* **Set exercise**:
Say how many lines in the records include the string "FRaU", adding no other words.

★ ★ ★ ★ ★ ★ ★

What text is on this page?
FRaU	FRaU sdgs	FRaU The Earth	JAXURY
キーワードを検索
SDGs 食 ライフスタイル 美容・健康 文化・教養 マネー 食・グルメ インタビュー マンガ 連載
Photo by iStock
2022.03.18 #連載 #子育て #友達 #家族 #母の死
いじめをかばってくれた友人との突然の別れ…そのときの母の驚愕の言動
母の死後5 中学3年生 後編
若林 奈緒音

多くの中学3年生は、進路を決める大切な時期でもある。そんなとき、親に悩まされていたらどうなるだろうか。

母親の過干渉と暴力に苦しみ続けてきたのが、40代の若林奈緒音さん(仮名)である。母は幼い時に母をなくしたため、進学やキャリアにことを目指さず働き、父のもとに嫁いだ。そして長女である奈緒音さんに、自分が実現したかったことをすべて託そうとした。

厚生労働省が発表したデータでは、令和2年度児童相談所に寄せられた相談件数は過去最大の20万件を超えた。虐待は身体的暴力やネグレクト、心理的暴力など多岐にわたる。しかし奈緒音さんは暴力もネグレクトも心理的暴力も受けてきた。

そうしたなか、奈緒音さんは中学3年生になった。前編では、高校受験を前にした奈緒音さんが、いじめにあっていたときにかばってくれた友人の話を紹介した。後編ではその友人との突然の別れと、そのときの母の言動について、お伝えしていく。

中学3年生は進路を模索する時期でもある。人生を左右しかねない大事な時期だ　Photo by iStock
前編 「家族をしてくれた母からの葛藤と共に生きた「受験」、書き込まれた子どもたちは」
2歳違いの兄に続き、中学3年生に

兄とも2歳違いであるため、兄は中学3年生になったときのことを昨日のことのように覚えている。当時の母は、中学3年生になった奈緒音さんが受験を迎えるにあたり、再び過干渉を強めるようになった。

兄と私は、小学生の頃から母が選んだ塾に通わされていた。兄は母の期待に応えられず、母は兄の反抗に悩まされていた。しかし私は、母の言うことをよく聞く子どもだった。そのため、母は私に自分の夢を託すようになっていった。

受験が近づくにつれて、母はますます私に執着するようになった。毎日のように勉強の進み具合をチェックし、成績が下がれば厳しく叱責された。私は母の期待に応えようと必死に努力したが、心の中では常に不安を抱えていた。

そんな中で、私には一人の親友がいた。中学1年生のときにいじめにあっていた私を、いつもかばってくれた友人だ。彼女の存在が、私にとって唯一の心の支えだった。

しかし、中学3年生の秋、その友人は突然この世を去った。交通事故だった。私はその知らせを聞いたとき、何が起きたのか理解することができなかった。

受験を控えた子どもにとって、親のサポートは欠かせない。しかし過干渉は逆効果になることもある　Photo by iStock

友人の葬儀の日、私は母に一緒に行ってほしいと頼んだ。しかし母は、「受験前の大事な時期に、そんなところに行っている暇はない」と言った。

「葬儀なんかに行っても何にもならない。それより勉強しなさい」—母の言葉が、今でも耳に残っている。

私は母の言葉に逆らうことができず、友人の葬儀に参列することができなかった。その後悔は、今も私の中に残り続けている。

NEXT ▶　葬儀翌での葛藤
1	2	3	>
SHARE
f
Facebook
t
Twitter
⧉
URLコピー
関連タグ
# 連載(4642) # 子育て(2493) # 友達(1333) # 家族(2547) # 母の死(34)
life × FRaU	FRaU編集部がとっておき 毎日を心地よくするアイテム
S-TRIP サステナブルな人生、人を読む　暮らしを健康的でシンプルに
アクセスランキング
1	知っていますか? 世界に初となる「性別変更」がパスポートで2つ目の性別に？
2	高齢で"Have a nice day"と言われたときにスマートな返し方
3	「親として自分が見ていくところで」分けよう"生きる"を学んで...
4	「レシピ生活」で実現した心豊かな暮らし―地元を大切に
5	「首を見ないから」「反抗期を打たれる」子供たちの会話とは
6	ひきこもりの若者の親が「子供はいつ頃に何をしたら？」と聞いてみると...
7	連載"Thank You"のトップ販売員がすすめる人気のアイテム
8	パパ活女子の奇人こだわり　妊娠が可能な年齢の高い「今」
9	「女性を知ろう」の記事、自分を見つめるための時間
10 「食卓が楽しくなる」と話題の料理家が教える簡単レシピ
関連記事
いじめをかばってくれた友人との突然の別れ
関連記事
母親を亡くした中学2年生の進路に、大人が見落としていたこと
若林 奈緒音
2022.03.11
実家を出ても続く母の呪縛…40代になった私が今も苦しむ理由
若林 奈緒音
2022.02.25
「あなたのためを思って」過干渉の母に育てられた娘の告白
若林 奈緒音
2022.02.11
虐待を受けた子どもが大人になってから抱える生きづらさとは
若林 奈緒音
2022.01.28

★ ★ ★ ★ ★ ★ ★

* **Written answer**:
2